Bring together all lines of the material below that contain the string "calor".

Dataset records

>>>

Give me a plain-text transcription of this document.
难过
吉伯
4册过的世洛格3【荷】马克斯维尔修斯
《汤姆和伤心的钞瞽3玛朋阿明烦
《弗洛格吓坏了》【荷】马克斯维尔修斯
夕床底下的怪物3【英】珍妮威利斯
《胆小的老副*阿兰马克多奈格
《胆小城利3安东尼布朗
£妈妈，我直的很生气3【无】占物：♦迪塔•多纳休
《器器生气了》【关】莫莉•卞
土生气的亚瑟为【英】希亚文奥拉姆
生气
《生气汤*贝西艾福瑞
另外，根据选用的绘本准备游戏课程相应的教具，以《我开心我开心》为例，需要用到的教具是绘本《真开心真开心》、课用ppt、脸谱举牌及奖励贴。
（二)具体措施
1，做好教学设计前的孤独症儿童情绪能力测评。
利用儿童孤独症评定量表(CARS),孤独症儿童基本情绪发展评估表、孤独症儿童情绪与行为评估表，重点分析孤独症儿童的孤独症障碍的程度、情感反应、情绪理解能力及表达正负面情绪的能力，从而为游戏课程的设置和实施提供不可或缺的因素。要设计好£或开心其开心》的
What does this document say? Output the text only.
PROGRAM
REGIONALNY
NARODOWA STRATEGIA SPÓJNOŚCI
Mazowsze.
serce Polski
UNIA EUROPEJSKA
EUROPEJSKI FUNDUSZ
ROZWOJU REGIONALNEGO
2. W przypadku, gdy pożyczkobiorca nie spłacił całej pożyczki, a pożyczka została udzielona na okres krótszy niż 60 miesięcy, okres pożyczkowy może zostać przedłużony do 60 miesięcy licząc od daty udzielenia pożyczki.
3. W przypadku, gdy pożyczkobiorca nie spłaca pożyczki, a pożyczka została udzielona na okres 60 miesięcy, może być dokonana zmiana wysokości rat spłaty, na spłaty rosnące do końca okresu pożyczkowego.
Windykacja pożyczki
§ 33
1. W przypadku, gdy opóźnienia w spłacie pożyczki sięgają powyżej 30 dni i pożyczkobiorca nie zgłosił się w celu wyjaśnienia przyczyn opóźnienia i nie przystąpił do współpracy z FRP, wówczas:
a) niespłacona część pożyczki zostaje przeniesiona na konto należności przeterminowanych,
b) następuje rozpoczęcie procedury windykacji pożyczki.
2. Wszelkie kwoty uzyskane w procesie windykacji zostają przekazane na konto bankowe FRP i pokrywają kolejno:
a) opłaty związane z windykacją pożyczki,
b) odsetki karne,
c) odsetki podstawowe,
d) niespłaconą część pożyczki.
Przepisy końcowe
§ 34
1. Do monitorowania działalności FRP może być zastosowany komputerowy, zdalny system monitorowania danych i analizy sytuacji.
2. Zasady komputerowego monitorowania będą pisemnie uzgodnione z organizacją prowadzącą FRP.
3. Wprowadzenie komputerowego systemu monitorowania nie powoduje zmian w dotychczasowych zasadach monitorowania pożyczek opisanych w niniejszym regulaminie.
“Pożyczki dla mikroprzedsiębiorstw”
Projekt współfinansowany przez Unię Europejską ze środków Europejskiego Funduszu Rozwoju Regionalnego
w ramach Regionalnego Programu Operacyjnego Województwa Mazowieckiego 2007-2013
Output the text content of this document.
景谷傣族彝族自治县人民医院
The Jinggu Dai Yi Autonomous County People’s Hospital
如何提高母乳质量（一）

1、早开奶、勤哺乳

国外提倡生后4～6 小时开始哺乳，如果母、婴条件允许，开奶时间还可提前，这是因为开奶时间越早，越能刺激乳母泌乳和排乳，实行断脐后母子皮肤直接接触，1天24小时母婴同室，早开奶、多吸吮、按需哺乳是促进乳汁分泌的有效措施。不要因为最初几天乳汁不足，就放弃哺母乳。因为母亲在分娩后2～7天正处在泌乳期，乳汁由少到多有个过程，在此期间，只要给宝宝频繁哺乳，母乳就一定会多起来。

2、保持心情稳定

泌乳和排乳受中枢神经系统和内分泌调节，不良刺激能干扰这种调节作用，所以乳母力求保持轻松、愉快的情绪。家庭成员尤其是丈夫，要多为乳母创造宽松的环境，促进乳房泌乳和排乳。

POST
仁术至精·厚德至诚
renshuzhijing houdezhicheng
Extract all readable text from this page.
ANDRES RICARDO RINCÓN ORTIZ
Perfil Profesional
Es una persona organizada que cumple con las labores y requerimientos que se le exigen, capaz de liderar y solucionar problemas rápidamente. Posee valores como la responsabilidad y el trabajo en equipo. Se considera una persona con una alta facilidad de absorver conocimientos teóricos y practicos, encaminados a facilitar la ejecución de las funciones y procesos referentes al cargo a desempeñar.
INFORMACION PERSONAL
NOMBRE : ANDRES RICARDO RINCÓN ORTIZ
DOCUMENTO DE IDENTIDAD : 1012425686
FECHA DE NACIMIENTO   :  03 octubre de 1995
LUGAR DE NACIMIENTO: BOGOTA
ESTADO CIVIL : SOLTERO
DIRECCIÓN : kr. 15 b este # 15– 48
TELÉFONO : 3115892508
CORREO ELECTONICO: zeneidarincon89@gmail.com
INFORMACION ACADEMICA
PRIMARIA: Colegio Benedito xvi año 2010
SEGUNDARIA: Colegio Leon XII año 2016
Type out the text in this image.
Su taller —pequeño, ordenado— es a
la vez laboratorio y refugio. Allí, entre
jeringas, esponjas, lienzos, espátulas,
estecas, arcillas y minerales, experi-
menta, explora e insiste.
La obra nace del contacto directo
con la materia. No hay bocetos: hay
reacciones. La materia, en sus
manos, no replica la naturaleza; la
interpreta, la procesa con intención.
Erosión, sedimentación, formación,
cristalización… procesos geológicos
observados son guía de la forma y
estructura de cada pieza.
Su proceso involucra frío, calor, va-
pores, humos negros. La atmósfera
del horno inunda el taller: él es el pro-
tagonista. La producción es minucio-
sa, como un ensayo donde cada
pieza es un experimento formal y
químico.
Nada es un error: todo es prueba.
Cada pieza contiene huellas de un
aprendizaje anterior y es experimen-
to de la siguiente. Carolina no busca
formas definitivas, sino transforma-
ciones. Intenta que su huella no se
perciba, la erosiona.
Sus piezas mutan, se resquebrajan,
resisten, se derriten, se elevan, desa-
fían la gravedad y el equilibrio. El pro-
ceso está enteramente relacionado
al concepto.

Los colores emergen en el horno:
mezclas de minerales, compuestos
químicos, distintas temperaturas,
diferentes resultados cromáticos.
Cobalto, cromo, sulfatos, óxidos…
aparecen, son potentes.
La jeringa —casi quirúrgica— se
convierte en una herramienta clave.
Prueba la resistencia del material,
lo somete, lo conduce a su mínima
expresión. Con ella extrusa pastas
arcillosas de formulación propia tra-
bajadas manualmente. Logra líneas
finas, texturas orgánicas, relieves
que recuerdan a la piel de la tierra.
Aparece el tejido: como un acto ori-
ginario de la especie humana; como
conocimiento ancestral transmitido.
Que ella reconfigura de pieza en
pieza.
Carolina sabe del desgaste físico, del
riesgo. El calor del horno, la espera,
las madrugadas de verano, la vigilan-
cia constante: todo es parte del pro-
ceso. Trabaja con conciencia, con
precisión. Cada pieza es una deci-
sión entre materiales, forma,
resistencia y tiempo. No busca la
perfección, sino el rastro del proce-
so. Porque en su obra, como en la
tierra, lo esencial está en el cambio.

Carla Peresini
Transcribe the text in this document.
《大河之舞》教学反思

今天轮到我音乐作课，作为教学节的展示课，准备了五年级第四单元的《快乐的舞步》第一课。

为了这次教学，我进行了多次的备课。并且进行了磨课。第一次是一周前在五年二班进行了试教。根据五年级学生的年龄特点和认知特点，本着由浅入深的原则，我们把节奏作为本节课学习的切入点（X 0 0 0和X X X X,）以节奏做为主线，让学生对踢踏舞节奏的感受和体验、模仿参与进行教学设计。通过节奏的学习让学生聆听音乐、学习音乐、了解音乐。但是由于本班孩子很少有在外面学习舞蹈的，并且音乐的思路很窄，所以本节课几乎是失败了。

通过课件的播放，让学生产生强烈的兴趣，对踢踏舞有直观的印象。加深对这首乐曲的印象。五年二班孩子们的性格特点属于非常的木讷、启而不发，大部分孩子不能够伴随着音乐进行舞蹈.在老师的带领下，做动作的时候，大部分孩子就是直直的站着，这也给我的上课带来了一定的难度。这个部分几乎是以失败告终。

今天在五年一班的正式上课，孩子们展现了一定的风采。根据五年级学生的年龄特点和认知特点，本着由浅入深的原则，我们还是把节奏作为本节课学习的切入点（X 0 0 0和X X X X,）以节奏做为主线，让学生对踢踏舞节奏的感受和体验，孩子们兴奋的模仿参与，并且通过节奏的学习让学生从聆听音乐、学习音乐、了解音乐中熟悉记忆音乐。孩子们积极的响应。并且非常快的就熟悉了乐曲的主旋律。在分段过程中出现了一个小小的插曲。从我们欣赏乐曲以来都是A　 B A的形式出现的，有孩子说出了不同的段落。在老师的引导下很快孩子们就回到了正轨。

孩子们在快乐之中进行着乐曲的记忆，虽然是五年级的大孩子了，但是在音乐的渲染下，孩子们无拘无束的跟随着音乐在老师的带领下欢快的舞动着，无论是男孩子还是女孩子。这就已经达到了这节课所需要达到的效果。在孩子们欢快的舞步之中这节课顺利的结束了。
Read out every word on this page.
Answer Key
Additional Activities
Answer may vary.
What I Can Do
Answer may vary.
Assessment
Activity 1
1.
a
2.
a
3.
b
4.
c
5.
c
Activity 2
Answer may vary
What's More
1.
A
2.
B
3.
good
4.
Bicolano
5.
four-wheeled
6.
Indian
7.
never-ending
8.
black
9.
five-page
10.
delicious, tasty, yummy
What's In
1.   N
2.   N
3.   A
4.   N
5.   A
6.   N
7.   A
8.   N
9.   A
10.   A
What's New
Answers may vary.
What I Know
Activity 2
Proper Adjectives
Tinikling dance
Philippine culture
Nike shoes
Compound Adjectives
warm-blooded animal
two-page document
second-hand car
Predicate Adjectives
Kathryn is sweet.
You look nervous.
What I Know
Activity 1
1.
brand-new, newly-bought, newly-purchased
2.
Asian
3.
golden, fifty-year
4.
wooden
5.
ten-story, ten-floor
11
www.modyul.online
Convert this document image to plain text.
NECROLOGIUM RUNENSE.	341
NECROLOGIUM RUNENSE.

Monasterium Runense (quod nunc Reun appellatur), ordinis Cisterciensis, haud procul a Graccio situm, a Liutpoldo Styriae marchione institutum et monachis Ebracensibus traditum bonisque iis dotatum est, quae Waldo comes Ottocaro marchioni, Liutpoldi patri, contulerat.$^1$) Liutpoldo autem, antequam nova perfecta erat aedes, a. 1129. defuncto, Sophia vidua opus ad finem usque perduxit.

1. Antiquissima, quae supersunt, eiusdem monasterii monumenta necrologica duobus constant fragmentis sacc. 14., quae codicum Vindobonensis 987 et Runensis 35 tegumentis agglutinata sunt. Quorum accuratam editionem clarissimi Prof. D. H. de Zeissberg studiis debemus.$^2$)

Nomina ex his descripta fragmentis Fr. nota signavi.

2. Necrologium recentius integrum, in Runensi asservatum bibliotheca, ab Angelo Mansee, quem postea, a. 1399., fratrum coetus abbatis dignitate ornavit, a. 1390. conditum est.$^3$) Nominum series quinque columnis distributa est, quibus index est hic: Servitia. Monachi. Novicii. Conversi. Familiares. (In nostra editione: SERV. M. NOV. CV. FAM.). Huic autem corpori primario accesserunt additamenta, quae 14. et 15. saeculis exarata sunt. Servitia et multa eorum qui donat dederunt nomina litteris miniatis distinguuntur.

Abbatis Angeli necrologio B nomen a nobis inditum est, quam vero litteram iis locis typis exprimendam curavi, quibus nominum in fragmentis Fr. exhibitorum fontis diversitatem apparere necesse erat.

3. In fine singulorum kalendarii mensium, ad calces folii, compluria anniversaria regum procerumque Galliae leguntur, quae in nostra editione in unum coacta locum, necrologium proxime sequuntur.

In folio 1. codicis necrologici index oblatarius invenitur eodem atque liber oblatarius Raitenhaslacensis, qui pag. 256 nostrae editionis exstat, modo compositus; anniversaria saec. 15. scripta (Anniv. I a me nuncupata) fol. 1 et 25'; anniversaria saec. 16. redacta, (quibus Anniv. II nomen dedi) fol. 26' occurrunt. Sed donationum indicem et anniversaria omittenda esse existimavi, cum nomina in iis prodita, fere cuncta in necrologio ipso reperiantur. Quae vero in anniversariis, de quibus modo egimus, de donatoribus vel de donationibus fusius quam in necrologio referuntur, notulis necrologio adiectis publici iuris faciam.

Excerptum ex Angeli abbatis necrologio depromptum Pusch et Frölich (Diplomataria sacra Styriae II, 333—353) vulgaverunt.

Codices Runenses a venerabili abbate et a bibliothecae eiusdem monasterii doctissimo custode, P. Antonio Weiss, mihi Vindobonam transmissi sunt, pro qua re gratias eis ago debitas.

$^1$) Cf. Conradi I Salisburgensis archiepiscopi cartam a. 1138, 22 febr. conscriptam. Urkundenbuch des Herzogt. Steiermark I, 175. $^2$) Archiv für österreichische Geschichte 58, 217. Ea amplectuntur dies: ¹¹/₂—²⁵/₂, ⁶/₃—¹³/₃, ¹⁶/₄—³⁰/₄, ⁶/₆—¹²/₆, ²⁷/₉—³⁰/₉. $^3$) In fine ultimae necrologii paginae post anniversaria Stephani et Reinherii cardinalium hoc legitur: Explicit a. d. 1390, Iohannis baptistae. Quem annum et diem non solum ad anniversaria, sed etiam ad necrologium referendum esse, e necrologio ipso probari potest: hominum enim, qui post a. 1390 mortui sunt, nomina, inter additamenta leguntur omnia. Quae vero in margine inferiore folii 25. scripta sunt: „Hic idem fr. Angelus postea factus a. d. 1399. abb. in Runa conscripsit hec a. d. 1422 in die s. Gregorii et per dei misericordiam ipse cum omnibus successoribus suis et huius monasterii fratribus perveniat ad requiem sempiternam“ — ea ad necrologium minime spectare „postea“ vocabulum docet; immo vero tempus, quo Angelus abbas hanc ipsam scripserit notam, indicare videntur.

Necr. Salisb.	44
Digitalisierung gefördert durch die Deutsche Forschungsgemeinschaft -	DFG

<<<

Written solution >>
Su proceso involucra frío, calor, va-
riesgo. El calor del horno, la espera,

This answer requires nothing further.